**Requirements:**
Copy out every line of the records where the string "внесения" occurs.

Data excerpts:
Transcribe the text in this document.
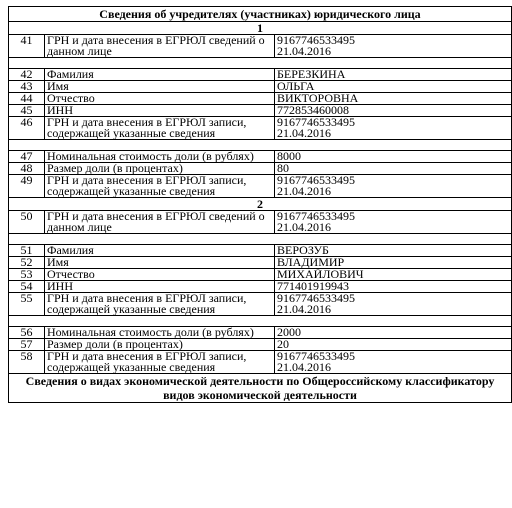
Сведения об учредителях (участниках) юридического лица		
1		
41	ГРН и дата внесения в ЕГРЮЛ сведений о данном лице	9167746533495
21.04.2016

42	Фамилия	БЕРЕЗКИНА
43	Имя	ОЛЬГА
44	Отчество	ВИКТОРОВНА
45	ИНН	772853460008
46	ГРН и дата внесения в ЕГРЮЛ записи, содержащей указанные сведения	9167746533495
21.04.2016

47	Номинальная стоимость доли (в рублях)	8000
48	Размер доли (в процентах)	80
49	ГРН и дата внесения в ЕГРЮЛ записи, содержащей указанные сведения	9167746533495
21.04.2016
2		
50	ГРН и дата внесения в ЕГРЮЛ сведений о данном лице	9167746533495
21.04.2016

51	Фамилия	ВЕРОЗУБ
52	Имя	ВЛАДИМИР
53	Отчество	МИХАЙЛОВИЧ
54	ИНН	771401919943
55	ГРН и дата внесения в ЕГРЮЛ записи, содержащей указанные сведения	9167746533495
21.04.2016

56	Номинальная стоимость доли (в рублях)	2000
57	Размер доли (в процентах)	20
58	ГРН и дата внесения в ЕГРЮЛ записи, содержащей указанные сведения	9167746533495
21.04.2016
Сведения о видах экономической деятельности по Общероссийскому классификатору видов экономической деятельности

---

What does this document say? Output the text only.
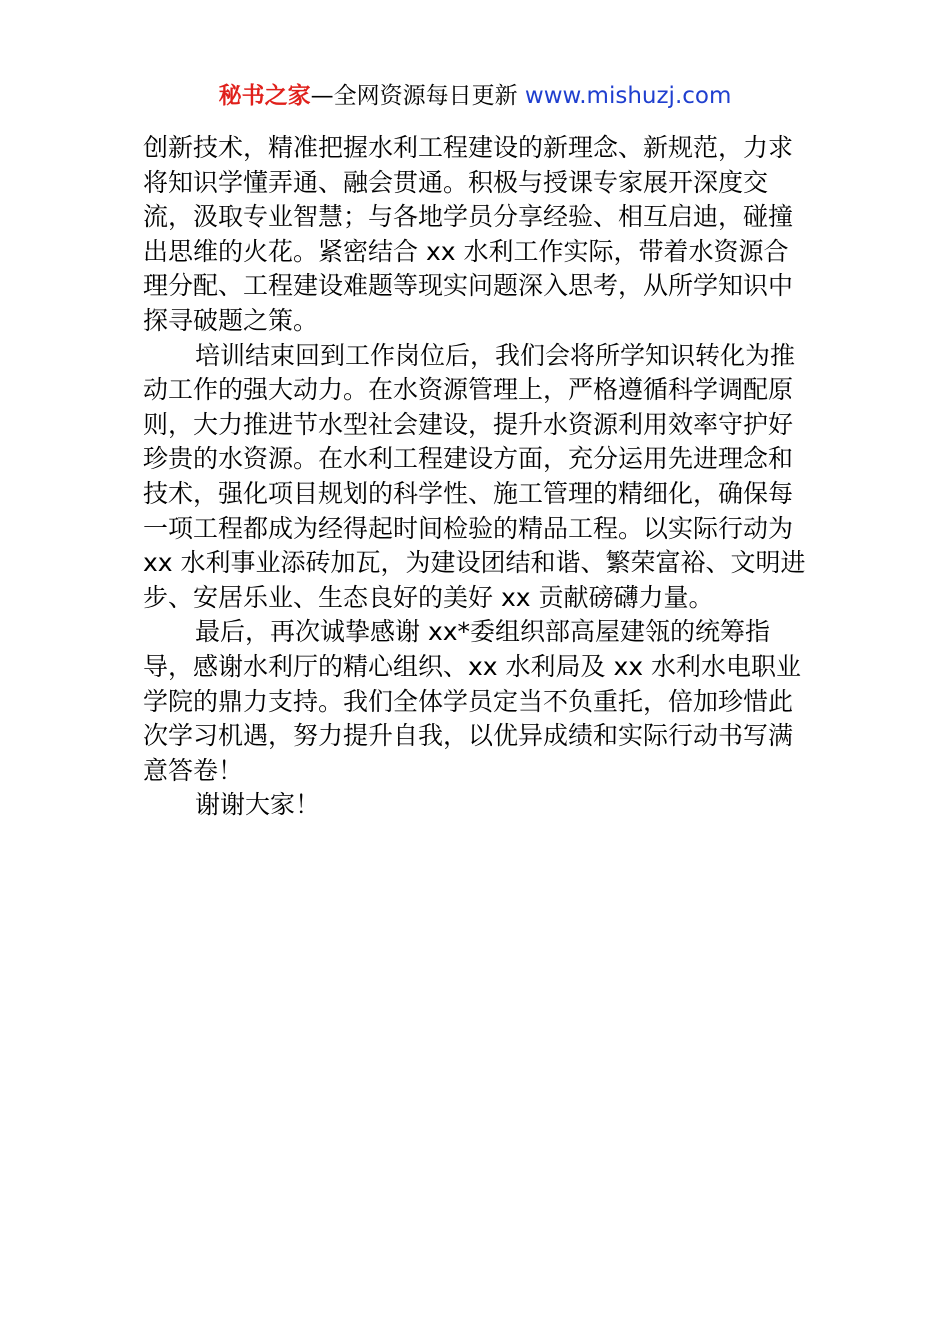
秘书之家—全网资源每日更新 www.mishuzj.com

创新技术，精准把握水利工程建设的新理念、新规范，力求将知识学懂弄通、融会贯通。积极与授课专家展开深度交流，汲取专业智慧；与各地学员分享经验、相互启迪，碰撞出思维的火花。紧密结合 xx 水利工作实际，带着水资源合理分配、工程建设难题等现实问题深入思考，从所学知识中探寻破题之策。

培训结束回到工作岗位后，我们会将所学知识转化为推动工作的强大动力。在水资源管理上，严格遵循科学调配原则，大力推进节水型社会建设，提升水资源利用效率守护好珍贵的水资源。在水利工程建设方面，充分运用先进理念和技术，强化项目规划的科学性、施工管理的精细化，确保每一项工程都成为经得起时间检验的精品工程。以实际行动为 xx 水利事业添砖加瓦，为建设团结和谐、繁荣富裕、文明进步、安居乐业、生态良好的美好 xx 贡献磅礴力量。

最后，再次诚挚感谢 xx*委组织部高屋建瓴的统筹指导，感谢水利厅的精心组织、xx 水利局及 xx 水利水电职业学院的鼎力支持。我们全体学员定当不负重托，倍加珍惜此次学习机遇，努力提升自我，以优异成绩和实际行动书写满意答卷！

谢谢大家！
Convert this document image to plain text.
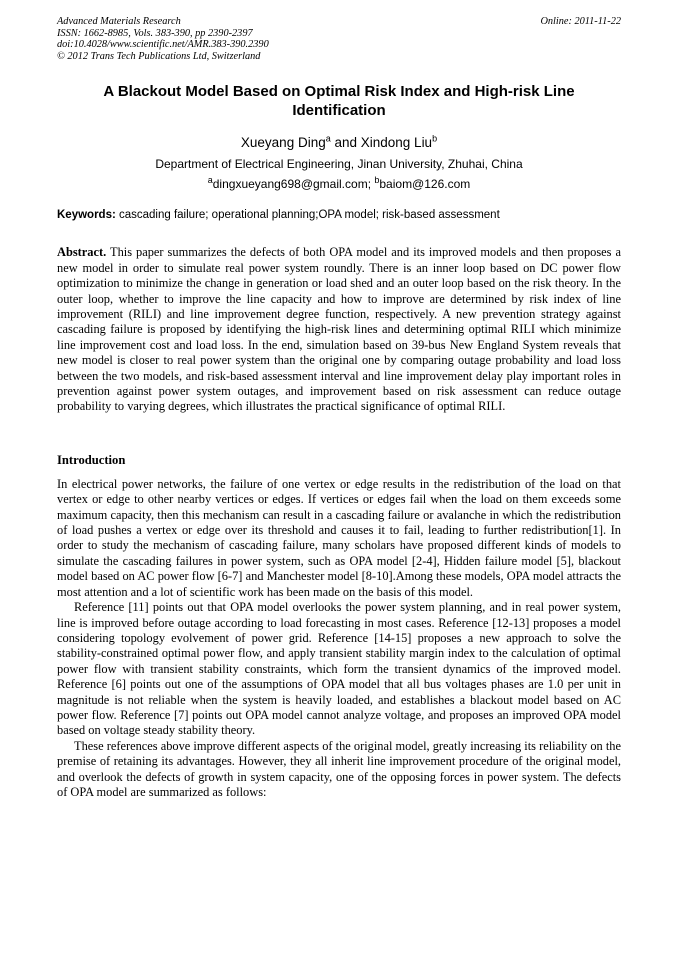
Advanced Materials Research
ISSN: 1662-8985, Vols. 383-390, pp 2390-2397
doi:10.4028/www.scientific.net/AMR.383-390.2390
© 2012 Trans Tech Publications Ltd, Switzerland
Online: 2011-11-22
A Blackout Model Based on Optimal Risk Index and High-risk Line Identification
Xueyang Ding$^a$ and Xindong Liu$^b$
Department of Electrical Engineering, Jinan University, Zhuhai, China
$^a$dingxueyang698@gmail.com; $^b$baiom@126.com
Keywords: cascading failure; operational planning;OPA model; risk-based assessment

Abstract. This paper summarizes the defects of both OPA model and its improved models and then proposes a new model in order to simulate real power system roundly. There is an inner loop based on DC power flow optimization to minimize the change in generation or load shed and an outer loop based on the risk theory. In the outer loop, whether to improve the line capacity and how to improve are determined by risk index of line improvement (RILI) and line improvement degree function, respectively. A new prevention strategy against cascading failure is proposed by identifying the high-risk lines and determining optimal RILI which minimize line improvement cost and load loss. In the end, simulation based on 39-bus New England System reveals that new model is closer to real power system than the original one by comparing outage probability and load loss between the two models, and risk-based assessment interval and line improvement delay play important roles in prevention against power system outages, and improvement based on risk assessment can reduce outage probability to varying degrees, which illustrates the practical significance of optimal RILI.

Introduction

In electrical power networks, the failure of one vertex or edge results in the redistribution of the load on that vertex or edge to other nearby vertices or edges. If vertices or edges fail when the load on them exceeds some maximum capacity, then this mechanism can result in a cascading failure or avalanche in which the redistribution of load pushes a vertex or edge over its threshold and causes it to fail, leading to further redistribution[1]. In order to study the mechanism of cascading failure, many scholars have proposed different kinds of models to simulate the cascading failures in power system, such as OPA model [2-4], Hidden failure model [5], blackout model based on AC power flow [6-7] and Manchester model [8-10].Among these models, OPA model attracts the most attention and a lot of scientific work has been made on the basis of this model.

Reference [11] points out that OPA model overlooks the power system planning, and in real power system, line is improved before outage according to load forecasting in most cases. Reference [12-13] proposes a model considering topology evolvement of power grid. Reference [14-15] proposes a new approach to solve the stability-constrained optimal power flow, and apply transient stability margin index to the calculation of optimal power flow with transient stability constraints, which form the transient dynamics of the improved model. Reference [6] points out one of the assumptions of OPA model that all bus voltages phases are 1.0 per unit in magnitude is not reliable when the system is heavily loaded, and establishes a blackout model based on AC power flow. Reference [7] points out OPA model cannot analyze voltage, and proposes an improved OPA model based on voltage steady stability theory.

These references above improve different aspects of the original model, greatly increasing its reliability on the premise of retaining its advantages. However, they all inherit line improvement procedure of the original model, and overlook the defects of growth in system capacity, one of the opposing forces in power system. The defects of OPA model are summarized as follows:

...

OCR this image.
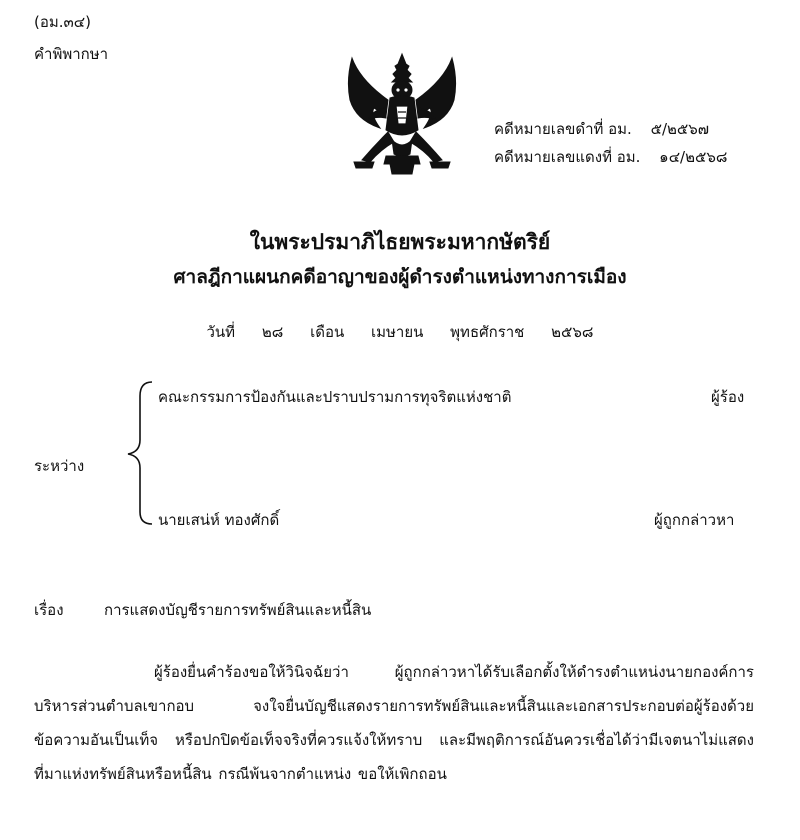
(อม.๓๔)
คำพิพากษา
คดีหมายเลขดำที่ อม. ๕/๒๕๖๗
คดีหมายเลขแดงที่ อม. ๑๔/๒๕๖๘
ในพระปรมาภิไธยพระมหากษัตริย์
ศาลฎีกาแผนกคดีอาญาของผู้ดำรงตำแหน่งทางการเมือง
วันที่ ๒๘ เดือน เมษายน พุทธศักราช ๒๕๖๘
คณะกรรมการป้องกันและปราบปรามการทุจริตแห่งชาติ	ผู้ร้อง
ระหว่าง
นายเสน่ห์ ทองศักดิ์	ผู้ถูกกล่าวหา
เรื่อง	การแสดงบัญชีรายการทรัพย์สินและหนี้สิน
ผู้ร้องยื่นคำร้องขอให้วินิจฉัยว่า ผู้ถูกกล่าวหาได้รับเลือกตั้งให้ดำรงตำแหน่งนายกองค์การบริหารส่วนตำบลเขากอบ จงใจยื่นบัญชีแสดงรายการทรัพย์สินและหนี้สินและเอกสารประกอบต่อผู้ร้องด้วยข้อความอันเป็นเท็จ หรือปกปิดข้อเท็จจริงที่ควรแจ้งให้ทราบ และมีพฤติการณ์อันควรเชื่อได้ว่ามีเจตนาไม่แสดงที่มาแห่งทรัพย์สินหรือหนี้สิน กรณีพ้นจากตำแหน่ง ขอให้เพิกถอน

**Answer to this exercise:**
41	ГРН и дата внесения в ЕГРЮЛ сведений о данном лице	9167746533495
46	ГРН и дата внесения в ЕГРЮЛ записи, содержащей указанные сведения	9167746533495
49	ГРН и дата внесения в ЕГРЮЛ записи, содержащей указанные сведения	9167746533495
50	ГРН и дата внесения в ЕГРЮЛ сведений о данном лице	9167746533495
55	ГРН и дата внесения в ЕГРЮЛ записи, содержащей указанные сведения	9167746533495
58	ГРН и дата внесения в ЕГРЮЛ записи, содержащей указанные сведения	9167746533495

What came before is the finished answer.